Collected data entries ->
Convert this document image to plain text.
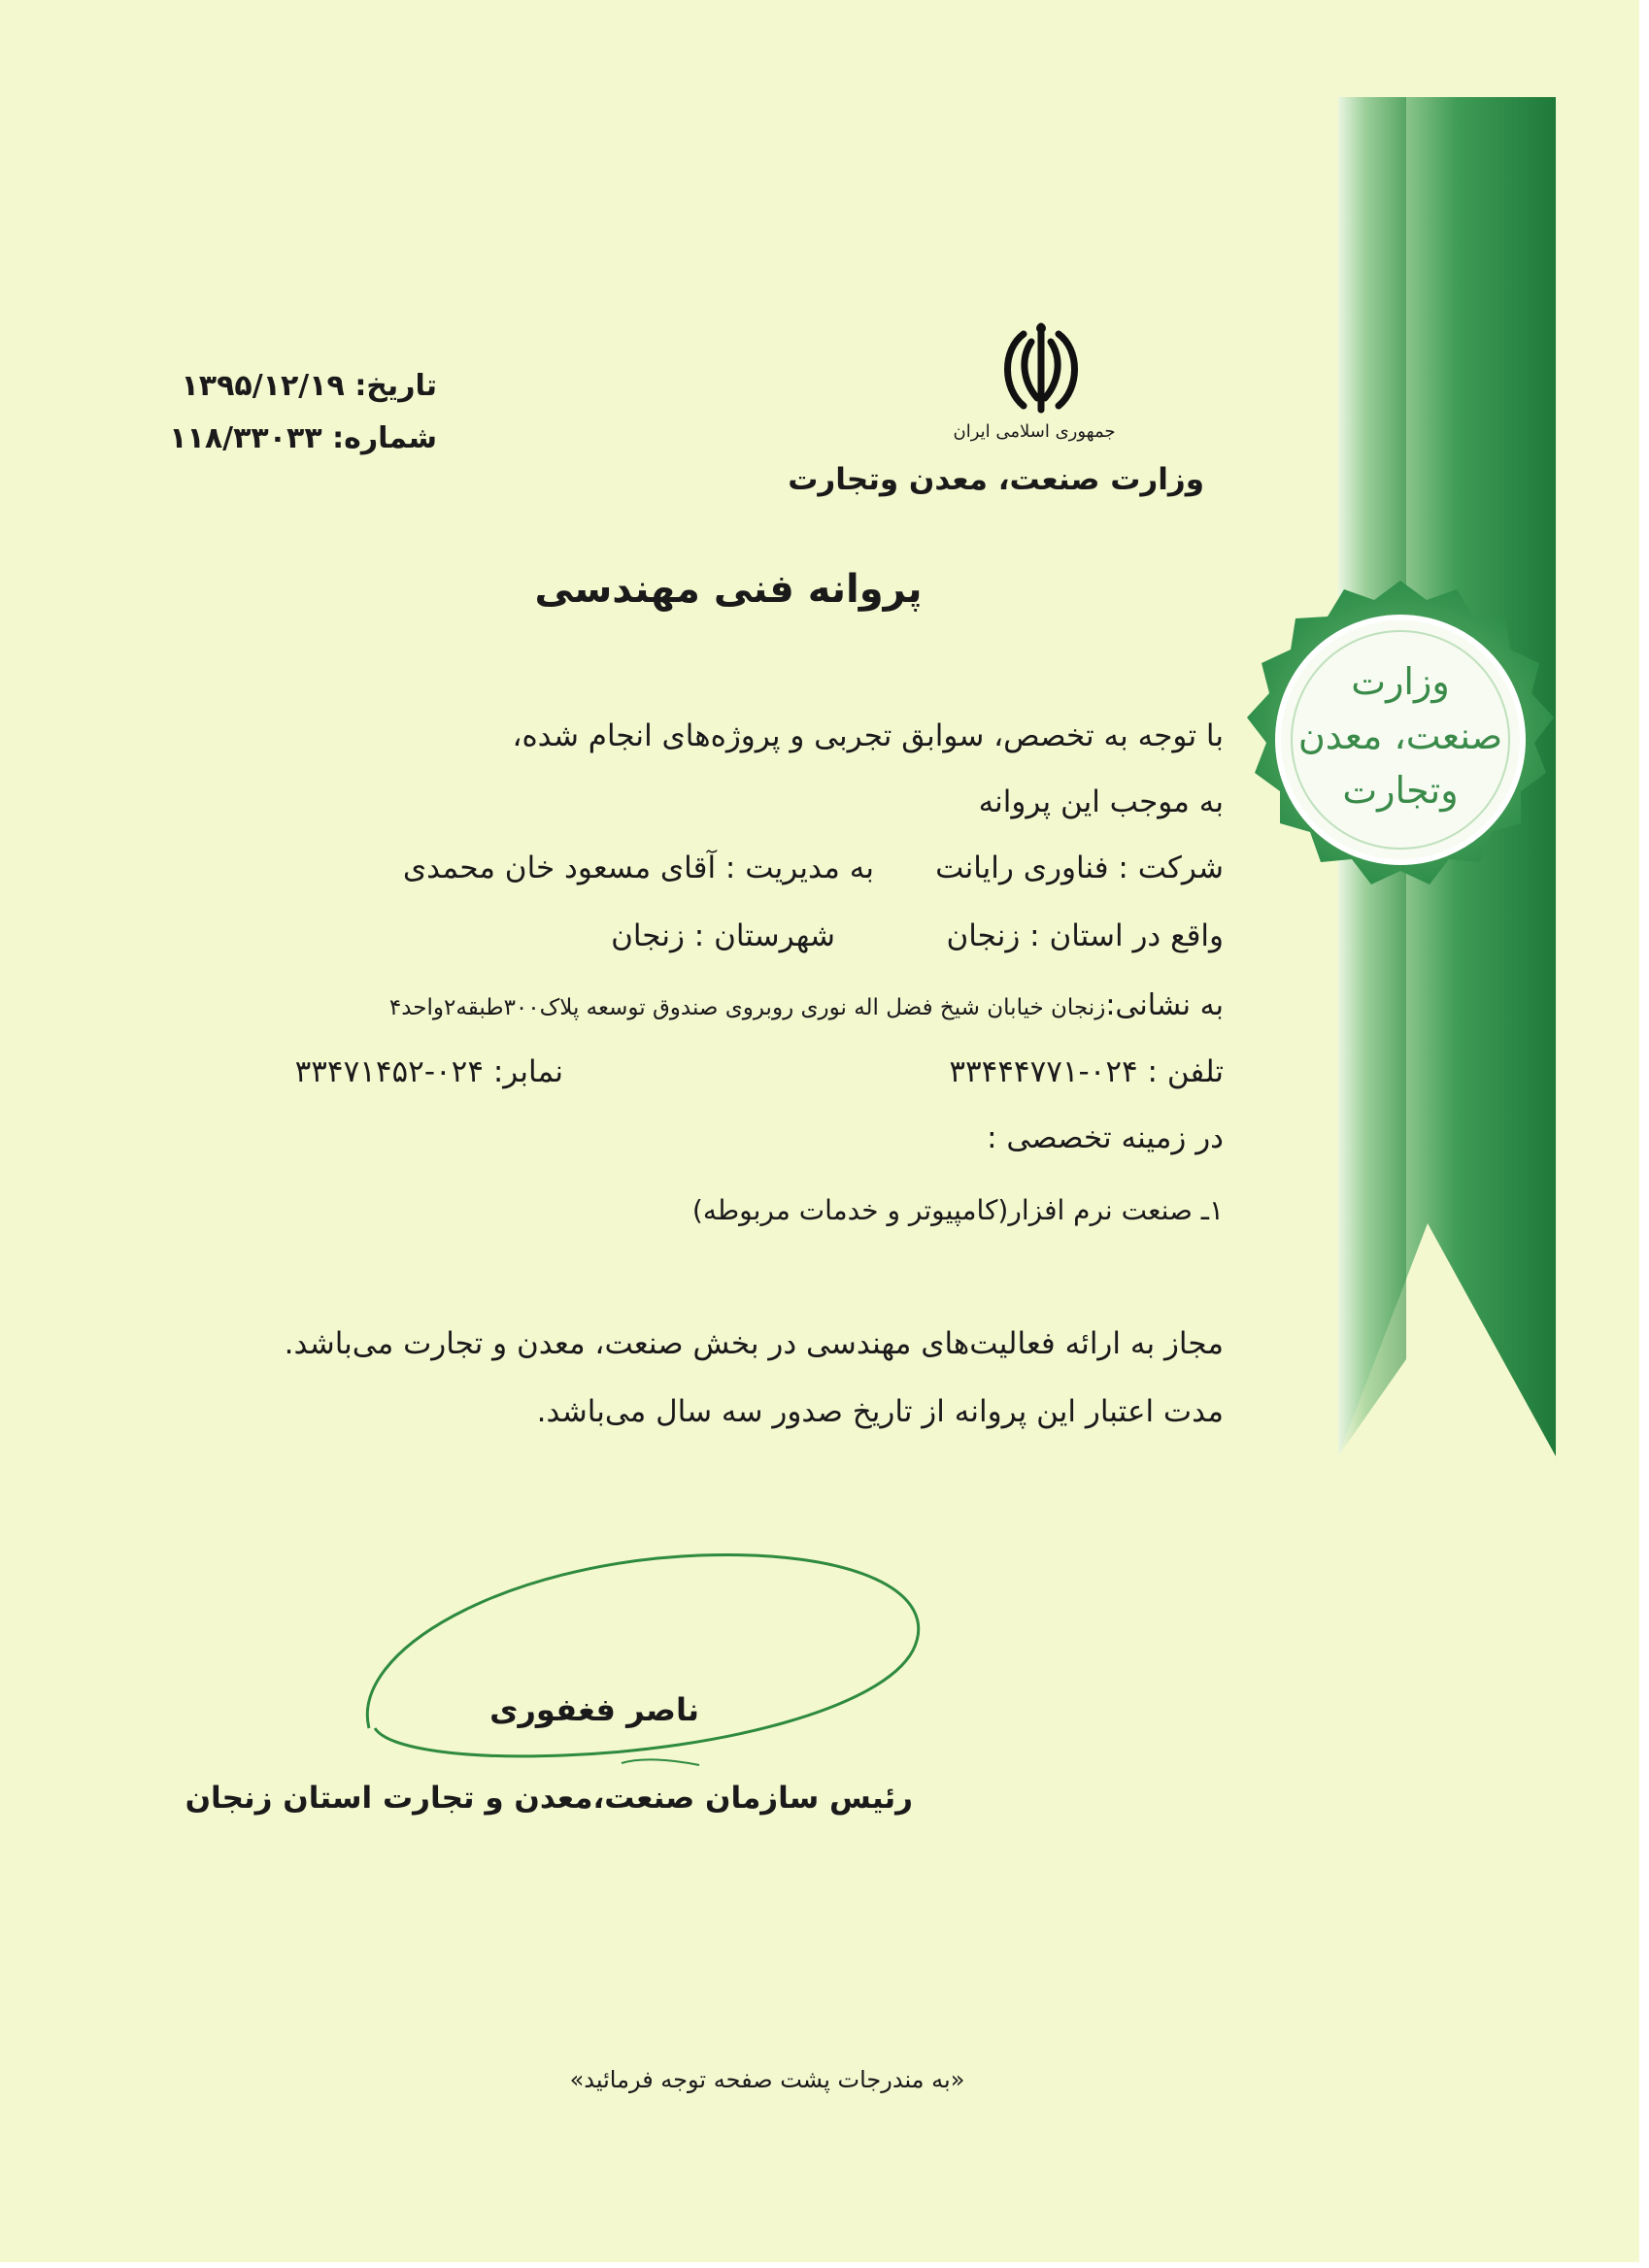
وزارت
صنعت، معدن
وتجارت
جمهوری اسلامی ایران
وزارت صنعت، معدن وتجارت
تاریخ: ۱۳۹۵/۱۲/۱۹
شماره: ۱۱۸/۳۳۰۳۳
پروانه فنی مهندسی
با توجه به تخصص، سوابق تجربی و پروژه‌های انجام شده،
به موجب این پروانه
شرکت : فناوری رایانت
به مدیریت : آقای مسعود خان محمدی
واقع در استان : زنجان
شهرستان : زنجان
به نشانی:زنجان خیابان شیخ فضل اله نوری روبروی صندوق توسعه پلاک۳۰۰طبقه۲واحد۴
تلفن : ۰۲۴-۳۳۴۴۴۷۷۱
نمابر: ۰۲۴-۳۳۴۷۱۴۵۲
در زمینه تخصصی :
۱ـ صنعت نرم افزار(کامپیوتر و خدمات مربوطه)
مجاز به ارائه فعالیت‌های مهندسی در بخش صنعت، معدن و تجارت می‌باشد.
مدت اعتبار این پروانه از تاریخ صدور سه سال می‌باشد.
ناصر فغفوری
رئیس سازمان صنعت،معدن و تجارت استان زنجان
«به مندرجات پشت صفحه توجه فرمائید»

Task statement -> Output a faithful copy of the data, with each picture left out.

Exercise result ->
Convert this document image to plain text.
وزارت
صنعت، معدن
وتجارت
جمهوری اسلامی ایران
وزارت صنعت، معدن وتجارت
تاریخ: ۱۳۹۵/۱۲/۱۹
شماره: ۱۱۸/۳۳۰۳۳
پروانه فنی مهندسی
با توجه به تخصص، سوابق تجربی و پروژه‌های انجام شده،
به موجب این پروانه
شرکت : فناوری رایانت
به مدیریت : آقای مسعود خان محمدی
واقع در استان : زنجان
شهرستان : زنجان
به نشانی:زنجان خیابان شیخ فضل اله نوری روبروی صندوق توسعه پلاک۳۰۰طبقه۲واحد۴
تلفن : ۰۲۴-۳۳۴۴۴۷۷۱
نمابر: ۰۲۴-۳۳۴۷۱۴۵۲
در زمینه تخصصی :
۱ـ صنعت نرم افزار(کامپیوتر و خدمات مربوطه)
مجاز به ارائه فعالیت‌های مهندسی در بخش صنعت، معدن و تجارت می‌باشد.
مدت اعتبار این پروانه از تاریخ صدور سه سال می‌باشد.
ناصر فغفوری
رئیس سازمان صنعت،معدن و تجارت استان زنجان
«به مندرجات پشت صفحه توجه فرمائید»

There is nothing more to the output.